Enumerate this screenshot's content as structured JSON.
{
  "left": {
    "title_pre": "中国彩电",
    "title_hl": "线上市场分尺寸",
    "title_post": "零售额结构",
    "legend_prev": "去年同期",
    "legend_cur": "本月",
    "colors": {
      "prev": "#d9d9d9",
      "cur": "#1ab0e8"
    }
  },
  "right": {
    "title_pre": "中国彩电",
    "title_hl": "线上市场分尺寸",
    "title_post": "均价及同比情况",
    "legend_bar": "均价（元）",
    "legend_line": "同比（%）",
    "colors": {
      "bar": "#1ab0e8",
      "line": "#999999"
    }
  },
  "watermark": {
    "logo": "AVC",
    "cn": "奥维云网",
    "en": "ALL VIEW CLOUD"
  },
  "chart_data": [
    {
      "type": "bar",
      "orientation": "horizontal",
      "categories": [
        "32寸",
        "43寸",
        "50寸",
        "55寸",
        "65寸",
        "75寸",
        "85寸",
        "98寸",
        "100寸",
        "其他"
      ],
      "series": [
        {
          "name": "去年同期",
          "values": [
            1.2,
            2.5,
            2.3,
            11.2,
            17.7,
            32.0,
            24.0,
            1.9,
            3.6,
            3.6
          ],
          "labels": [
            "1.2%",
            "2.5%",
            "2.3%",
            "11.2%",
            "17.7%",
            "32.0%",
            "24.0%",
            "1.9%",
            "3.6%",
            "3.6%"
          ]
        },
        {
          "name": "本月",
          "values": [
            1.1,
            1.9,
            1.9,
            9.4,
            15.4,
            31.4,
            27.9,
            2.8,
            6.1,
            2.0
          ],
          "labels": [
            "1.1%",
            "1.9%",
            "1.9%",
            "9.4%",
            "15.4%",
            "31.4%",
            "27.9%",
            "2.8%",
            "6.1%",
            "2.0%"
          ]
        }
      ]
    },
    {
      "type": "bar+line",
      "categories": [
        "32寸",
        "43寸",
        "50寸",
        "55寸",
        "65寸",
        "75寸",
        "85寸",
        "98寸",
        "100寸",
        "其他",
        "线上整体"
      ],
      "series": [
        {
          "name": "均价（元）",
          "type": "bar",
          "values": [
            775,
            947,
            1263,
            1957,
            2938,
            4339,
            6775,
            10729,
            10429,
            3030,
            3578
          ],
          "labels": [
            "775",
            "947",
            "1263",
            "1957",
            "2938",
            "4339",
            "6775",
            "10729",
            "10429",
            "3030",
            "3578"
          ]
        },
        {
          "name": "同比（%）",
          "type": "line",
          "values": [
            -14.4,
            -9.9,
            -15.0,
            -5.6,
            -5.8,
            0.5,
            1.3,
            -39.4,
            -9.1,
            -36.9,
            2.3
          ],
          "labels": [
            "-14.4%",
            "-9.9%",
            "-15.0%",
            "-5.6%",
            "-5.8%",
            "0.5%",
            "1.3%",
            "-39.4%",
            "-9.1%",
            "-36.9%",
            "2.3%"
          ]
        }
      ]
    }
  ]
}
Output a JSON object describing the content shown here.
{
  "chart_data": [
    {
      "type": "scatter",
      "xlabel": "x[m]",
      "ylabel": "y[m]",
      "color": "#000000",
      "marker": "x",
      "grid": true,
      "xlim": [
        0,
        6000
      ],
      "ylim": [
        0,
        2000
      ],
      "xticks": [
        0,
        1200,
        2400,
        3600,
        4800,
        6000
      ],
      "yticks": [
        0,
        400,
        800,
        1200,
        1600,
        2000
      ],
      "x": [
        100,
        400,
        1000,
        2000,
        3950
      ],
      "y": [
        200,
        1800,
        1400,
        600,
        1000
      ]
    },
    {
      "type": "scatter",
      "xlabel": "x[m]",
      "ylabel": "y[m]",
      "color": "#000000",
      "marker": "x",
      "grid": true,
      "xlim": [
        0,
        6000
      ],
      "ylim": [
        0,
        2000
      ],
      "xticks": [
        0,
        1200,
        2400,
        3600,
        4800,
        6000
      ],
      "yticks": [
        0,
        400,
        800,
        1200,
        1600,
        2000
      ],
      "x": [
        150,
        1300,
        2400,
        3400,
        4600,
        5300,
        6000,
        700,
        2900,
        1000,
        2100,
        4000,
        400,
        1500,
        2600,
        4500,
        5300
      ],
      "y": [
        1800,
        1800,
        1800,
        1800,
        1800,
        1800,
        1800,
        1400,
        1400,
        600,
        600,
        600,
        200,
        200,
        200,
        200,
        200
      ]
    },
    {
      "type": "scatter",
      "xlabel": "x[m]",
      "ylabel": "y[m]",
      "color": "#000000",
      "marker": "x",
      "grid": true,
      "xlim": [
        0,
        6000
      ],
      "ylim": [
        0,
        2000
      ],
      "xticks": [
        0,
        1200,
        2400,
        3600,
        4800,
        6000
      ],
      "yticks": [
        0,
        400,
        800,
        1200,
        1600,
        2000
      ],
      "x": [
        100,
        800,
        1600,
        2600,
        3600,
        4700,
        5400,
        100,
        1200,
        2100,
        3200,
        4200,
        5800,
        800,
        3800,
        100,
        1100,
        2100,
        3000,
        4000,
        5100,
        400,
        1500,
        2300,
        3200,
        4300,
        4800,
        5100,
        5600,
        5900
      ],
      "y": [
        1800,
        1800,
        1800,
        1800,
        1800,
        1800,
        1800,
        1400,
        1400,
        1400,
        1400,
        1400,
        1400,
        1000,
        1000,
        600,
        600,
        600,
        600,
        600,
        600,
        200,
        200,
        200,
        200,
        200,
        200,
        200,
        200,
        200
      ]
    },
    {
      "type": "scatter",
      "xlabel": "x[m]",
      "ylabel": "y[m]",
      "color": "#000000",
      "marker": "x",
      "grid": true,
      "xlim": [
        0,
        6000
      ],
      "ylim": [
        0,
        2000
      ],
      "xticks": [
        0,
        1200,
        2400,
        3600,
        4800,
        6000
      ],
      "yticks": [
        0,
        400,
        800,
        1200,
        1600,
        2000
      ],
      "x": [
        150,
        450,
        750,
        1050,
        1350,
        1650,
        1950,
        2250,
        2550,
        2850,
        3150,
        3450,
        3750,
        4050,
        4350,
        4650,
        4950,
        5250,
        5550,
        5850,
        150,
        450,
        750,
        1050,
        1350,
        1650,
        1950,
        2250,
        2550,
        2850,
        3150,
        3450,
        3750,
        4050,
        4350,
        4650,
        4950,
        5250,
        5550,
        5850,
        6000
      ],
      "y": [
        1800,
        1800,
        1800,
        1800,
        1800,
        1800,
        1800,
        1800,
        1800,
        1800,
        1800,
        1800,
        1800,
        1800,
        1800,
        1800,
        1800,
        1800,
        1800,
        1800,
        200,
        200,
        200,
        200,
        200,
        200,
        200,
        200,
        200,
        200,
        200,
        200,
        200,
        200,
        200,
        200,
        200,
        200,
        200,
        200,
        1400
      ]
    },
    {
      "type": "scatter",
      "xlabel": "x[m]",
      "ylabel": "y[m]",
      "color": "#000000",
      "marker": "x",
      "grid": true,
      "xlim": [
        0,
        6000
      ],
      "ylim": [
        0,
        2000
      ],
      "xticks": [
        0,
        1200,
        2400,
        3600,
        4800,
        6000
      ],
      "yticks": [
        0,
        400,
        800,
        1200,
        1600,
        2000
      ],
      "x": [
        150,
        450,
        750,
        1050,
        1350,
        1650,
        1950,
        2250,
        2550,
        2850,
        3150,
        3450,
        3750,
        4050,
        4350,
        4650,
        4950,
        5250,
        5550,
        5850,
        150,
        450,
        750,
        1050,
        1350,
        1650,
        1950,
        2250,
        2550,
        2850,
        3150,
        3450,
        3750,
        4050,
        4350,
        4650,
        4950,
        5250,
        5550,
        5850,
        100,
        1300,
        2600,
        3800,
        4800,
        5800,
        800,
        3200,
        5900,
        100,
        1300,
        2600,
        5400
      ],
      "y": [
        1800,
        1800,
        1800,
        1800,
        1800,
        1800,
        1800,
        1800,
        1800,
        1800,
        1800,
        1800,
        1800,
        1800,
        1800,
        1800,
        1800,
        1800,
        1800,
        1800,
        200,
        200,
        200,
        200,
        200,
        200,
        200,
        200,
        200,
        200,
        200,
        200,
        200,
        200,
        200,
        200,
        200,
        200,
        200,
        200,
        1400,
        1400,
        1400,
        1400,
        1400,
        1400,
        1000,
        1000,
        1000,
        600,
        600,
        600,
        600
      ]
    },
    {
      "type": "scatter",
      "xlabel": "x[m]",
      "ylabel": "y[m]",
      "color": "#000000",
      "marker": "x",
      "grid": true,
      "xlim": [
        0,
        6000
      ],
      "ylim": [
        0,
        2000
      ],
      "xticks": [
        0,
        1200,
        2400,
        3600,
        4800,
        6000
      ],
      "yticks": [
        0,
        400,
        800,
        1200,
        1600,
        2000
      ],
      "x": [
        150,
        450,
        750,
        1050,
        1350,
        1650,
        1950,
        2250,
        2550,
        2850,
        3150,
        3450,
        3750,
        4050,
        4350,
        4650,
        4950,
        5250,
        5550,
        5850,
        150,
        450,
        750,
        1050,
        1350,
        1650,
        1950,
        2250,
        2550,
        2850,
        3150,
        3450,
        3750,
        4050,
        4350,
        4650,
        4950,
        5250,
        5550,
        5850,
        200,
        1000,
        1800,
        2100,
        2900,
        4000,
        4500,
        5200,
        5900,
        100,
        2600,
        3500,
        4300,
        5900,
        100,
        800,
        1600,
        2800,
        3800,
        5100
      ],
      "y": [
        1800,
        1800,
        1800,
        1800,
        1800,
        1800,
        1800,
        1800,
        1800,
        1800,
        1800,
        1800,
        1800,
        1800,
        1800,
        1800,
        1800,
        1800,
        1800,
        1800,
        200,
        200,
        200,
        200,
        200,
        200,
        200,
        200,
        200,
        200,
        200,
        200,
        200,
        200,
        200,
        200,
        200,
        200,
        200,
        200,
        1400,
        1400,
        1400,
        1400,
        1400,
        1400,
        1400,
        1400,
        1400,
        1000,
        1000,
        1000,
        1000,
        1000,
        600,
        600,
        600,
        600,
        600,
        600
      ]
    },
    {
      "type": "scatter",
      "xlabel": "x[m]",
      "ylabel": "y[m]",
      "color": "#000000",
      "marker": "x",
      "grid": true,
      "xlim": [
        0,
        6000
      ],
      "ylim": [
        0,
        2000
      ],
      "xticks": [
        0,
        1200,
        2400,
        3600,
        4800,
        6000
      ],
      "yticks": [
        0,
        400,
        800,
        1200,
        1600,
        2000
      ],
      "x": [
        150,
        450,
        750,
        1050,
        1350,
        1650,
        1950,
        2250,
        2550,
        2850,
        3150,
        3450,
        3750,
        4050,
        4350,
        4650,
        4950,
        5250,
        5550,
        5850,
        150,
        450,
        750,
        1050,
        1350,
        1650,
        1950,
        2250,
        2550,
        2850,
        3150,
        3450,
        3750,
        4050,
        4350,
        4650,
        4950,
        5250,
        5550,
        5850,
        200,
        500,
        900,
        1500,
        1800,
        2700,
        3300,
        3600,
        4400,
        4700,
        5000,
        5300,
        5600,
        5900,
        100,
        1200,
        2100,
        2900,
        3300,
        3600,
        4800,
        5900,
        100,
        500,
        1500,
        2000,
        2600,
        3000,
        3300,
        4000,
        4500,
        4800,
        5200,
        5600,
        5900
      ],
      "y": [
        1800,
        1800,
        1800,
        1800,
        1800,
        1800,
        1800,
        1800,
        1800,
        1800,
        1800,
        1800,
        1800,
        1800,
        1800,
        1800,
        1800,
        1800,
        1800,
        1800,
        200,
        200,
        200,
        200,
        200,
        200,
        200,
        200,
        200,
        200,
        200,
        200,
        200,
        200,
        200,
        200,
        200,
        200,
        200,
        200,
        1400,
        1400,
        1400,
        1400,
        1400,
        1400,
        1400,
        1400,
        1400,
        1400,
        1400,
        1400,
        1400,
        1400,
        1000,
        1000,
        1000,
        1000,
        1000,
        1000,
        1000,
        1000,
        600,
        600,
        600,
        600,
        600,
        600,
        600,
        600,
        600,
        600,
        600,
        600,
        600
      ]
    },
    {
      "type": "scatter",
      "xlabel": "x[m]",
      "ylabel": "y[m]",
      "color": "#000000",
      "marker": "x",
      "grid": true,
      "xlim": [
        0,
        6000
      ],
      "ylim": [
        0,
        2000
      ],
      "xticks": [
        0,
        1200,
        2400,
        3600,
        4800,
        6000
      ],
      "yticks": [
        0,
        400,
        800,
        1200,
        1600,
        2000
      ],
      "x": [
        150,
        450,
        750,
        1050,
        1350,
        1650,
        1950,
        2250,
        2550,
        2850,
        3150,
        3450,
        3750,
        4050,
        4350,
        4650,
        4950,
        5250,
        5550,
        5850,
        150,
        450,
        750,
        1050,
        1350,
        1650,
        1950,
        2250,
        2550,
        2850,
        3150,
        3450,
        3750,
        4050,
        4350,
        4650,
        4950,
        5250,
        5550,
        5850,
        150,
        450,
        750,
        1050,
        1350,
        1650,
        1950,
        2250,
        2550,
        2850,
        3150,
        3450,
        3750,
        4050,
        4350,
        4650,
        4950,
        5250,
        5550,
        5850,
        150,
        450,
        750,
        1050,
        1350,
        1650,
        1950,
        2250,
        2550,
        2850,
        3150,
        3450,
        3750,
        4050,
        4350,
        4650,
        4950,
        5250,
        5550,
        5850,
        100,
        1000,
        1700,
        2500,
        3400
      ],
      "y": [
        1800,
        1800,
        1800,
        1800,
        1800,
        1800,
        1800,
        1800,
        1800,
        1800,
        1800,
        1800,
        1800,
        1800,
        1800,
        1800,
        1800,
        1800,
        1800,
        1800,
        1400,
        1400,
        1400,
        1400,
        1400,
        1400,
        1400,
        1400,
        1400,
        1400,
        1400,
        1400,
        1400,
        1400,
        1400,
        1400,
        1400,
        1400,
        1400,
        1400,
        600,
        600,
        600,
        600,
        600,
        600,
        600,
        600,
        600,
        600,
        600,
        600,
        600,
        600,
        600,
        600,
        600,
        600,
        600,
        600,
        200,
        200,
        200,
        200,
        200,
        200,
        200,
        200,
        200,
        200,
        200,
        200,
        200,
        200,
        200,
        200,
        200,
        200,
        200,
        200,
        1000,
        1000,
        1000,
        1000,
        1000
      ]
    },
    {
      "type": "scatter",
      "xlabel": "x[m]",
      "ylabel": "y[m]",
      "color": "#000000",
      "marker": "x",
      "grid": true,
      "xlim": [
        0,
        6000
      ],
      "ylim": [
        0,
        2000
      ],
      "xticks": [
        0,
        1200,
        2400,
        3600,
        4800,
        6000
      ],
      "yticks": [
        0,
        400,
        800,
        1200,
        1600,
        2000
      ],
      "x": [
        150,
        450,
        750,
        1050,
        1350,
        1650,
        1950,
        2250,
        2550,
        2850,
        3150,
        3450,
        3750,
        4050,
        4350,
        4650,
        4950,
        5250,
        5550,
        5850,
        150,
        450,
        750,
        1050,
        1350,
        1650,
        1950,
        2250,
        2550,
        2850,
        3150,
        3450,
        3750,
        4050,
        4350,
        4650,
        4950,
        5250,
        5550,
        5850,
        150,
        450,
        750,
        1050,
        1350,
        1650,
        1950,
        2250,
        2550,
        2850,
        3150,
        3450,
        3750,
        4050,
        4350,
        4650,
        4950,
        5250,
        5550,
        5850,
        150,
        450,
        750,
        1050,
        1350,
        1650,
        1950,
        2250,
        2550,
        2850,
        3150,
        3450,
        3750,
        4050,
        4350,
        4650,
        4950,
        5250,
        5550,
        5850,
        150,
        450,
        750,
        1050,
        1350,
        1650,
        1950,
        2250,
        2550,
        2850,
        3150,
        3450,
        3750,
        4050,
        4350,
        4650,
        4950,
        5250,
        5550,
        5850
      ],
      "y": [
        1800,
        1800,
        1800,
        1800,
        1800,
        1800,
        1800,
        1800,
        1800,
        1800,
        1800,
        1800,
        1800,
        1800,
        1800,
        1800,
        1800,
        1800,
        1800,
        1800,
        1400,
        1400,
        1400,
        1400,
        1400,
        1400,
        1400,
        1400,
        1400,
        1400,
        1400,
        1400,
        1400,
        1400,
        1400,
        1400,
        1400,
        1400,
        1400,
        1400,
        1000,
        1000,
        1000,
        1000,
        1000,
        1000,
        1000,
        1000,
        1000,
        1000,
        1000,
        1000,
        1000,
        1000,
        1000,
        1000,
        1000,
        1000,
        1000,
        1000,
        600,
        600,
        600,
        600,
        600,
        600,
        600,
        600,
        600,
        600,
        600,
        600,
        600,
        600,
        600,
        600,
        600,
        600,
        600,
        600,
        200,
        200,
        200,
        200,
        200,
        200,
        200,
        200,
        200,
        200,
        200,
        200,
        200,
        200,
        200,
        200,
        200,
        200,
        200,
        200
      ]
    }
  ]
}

-------

**Exercise:** List the lines of the records where "content" occurs.

**Expected answer:**
Enumerate this screenshot's content as structured JSON.
Output a JSON object describing the content shown here.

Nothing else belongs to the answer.